* _Task to complete_: Lay out the records as a JSON list of strings, one string per line, from the first line through the line with "The curved tapered", and omit any blank lines.
********************
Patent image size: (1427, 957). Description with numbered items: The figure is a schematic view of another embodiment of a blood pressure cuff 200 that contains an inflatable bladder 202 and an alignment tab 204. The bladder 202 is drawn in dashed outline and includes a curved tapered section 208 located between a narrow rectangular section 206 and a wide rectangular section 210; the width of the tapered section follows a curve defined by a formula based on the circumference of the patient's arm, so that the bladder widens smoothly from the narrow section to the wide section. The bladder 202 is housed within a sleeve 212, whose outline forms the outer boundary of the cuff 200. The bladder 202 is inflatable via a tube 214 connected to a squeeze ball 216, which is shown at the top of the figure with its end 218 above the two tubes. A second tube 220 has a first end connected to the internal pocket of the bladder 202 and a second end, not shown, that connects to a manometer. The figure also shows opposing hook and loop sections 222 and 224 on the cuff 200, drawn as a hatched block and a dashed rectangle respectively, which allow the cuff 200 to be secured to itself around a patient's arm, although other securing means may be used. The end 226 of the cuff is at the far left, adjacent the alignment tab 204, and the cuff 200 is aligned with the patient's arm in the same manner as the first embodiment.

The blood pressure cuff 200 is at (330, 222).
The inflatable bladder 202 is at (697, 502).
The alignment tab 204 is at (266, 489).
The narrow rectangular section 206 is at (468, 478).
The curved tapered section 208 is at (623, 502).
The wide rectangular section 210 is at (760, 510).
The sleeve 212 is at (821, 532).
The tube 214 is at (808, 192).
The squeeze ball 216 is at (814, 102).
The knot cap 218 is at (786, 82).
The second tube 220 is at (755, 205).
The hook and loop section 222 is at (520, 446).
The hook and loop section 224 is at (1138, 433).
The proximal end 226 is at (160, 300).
********************
* _Finished exercise_:
[
  "Patent image size: (1427, 957). Description with numbered items: The figure is a schematic view of another embodiment of a blood pressure cuff 200 that contains an inflatable bladder 202 and an alignment tab 204. The bladder 202 is drawn in dashed outline and includes a curved tapered section 208 located between a narrow rectangular section 206 and a wide rectangular section 210; the width of the tapered section follows a curve defined by a formula based on the circumference of the patient's arm, so that the bladder widens smoothly from the narrow section to the wide section. The bladder 202 is housed within a sleeve 212, whose outline forms the outer boundary of the cuff 200. The bladder 202 is inflatable via a tube 214 connected to a squeeze ball 216, which is shown at the top of the figure with its end 218 above the two tubes. A second tube 220 has a first end connected to the internal pocket of the bladder 202 and a second end, not shown, that connects to a manometer. The figure also shows opposing hook and loop sections 222 and 224 on the cuff 200, drawn as a hatched block and a dashed rectangle respectively, which allow the cuff 200 to be secured to itself around a patient's arm, although other securing means may be used. The end 226 of the cuff is at the far left, adjacent the alignment tab 204, and the cuff 200 is aligned with the patient's arm in the same manner as the first embodiment.",
  "The blood pressure cuff 200 is at (330, 222).",
  "The inflatable bladder 202 is at (697, 502).",
  "The alignment tab 204 is at (266, 489).",
  "The narrow rectangular section 206 is at (468, 478).",
  "The curved tapered section 208 is at (623, 502)."
]